EXERCISE BRIEF ::
Locate the string "under" in the records below. Copy every line where it occurs.

»»

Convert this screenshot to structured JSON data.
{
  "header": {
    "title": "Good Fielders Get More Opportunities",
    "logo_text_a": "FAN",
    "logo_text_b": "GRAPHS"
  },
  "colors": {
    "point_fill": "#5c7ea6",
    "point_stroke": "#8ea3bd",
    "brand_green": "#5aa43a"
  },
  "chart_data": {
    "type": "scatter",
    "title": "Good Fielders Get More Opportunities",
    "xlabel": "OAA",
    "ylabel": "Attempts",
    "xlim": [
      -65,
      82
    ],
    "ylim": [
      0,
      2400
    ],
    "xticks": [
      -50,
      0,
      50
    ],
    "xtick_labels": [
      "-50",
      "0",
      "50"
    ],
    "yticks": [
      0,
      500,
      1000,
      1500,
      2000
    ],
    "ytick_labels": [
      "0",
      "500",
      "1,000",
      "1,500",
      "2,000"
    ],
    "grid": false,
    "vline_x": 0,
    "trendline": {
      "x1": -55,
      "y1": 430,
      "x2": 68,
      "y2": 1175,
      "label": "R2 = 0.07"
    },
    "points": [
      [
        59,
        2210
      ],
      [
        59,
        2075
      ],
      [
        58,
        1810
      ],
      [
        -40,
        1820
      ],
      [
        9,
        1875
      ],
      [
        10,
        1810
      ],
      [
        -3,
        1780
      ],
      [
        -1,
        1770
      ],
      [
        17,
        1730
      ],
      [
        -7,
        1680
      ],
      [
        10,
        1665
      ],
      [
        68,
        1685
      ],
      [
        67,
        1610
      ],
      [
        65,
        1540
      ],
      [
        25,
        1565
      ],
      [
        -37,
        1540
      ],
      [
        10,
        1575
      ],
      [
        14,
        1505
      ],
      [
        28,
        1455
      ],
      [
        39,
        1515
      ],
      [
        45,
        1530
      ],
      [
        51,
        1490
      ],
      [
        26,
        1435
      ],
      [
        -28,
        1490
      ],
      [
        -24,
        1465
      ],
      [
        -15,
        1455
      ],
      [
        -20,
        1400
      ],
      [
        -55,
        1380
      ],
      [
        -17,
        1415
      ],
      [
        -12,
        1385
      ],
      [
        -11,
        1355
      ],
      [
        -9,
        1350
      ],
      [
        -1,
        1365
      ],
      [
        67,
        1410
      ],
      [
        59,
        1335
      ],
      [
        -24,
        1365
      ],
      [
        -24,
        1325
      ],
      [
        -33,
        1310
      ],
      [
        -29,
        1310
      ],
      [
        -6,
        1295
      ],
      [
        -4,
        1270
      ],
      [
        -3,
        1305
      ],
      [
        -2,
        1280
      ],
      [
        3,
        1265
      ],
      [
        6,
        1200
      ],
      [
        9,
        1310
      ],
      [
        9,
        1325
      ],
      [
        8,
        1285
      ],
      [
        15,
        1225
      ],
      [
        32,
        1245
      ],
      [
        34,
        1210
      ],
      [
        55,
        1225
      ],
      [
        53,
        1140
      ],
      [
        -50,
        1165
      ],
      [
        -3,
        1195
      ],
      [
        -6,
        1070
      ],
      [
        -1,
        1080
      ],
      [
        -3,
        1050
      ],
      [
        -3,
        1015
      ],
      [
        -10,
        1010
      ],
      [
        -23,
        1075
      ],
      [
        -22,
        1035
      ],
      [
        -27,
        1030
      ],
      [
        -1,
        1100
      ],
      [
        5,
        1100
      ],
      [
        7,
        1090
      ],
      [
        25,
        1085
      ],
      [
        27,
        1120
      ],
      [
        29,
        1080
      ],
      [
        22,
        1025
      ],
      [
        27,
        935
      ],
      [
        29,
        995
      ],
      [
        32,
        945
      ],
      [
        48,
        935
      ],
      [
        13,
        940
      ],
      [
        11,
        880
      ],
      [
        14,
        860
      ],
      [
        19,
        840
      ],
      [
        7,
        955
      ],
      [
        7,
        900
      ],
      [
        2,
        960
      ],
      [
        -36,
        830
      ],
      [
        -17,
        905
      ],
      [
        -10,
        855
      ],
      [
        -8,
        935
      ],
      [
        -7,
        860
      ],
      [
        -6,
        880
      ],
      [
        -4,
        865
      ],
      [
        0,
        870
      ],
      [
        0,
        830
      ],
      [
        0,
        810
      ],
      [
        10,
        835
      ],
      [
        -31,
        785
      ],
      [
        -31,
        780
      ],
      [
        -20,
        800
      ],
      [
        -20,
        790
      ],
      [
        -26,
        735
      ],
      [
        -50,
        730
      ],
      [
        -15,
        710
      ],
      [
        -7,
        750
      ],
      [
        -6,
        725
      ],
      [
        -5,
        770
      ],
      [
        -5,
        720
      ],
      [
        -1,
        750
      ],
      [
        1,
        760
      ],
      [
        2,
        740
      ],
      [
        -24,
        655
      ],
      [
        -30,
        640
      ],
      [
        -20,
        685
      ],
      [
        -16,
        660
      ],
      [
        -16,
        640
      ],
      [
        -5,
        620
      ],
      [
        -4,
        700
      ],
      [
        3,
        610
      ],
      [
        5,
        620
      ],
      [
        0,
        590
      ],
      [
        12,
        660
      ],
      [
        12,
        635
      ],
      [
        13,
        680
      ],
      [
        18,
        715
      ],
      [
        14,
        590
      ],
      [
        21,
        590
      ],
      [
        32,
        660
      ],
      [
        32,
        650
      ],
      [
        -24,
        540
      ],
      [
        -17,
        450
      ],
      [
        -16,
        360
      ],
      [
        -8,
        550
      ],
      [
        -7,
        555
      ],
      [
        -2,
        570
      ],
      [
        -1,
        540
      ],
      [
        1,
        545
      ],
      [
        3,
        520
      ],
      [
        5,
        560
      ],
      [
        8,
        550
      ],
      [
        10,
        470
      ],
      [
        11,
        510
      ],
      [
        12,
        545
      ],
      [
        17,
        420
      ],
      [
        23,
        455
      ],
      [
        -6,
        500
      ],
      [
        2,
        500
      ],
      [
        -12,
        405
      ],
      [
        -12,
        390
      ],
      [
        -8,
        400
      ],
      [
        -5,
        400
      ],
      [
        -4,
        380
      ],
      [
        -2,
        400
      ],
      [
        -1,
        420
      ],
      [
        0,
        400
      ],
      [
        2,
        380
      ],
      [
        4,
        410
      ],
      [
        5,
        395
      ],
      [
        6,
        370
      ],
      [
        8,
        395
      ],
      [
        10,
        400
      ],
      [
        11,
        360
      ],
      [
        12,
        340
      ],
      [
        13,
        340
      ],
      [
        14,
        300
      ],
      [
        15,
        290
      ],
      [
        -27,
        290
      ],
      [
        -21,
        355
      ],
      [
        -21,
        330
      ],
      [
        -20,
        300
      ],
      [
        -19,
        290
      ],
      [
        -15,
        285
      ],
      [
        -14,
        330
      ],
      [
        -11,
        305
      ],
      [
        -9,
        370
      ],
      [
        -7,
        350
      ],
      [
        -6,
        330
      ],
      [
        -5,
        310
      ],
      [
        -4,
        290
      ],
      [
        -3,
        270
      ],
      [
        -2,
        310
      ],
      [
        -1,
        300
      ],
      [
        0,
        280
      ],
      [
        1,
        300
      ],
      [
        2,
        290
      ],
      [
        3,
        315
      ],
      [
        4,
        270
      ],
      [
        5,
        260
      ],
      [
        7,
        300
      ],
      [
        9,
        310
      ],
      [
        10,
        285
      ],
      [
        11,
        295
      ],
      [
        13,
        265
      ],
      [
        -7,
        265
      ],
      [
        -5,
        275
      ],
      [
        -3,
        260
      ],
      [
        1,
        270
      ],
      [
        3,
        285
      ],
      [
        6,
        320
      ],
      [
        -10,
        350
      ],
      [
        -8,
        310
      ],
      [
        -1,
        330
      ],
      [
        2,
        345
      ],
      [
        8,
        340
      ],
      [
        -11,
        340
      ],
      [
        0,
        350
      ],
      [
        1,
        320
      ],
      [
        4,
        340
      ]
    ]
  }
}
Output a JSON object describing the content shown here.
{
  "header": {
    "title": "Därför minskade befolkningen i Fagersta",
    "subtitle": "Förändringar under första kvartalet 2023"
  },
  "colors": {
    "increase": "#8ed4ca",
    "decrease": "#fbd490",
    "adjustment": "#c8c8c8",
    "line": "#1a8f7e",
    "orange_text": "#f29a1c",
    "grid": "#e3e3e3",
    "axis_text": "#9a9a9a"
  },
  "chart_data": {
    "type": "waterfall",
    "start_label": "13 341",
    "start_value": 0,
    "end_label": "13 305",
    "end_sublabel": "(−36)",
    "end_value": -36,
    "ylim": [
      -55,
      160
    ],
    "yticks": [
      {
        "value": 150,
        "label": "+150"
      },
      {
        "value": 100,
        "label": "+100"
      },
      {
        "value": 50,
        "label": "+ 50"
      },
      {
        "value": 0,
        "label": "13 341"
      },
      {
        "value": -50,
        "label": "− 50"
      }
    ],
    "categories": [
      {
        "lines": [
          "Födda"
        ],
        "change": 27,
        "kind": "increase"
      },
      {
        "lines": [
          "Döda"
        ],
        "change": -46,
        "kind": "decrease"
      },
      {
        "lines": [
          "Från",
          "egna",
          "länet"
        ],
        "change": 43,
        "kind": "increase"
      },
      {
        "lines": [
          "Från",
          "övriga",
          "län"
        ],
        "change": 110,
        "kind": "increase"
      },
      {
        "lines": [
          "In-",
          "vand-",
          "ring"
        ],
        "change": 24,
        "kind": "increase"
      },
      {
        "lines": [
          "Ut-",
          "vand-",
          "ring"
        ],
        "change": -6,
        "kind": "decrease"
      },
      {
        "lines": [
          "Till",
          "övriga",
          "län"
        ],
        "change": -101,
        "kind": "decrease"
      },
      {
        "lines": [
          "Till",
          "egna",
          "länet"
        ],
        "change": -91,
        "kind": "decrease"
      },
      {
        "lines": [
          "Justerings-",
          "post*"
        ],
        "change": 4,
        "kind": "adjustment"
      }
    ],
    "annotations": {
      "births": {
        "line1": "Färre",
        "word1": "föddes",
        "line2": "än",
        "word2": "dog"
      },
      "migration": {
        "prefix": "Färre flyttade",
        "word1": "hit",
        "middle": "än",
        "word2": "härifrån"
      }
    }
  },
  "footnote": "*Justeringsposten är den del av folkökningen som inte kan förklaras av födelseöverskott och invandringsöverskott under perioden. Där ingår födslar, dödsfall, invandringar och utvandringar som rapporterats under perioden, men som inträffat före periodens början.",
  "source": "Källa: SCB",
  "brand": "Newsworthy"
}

««

RESULT FOR THIS EXERCISE ::
    "subtitle": "Förändringar under första kvartalet 2023"
  "footnote": "*Justeringsposten är den del av folkökningen som inte kan förklaras av födelseöverskott och invandringsöverskott under perioden. Där ingår födslar, dödsfall, invandringar och utvandringar som rapporterats under perioden, men som inträffat före periodens början.",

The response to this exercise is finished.